─── DATA SHOWN

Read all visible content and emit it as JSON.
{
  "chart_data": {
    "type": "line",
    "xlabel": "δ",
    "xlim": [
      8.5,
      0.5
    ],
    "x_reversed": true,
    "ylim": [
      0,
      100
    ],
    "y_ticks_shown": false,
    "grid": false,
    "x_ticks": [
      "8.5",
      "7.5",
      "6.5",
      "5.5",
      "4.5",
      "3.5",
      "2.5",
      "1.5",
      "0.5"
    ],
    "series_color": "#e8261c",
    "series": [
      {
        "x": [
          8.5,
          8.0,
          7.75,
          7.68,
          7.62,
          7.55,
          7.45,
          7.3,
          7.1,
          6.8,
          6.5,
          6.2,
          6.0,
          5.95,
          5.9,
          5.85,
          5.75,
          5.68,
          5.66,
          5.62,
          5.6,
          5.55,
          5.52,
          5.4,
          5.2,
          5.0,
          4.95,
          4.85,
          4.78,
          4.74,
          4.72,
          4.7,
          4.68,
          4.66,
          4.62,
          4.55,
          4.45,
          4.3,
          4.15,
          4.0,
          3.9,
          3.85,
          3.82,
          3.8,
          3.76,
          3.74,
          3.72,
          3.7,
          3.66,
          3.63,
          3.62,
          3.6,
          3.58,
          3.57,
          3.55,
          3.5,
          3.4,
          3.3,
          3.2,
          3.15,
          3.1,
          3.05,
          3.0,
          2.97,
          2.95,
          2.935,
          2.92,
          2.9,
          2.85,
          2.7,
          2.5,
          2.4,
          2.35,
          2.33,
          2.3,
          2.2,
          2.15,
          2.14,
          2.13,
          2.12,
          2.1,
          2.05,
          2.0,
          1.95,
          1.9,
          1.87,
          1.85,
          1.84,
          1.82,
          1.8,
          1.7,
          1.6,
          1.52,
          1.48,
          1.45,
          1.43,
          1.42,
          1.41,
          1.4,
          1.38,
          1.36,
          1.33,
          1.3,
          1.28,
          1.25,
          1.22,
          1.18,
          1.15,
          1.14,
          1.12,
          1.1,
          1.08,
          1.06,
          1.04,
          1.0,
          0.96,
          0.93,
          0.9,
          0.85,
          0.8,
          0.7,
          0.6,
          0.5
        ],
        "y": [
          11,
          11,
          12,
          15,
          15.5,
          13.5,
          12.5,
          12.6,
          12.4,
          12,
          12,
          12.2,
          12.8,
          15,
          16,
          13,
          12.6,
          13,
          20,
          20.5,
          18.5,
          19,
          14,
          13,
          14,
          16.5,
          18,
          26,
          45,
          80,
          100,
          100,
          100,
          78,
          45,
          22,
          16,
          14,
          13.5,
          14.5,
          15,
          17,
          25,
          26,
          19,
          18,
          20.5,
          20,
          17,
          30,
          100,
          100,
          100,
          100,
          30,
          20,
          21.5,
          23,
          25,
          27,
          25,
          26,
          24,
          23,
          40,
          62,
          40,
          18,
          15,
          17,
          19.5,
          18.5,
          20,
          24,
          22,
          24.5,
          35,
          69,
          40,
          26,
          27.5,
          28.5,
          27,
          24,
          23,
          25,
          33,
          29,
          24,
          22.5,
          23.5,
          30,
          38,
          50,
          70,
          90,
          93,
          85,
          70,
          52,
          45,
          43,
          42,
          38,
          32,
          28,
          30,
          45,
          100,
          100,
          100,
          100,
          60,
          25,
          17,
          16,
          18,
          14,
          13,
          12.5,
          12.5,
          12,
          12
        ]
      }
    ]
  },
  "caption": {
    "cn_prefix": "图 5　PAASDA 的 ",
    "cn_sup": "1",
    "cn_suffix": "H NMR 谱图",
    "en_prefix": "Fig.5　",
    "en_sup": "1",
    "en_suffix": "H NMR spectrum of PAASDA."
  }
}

──────

◆ EXERCISE INSTRUCTIONS
Which lines in the data above contain "PAASDA"? Show each one.

◆ RESPONSE TO THE EXERCISE
    "cn_prefix": "图 5　PAASDA 的 ",
    "en_suffix": "H NMR spectrum of PAASDA."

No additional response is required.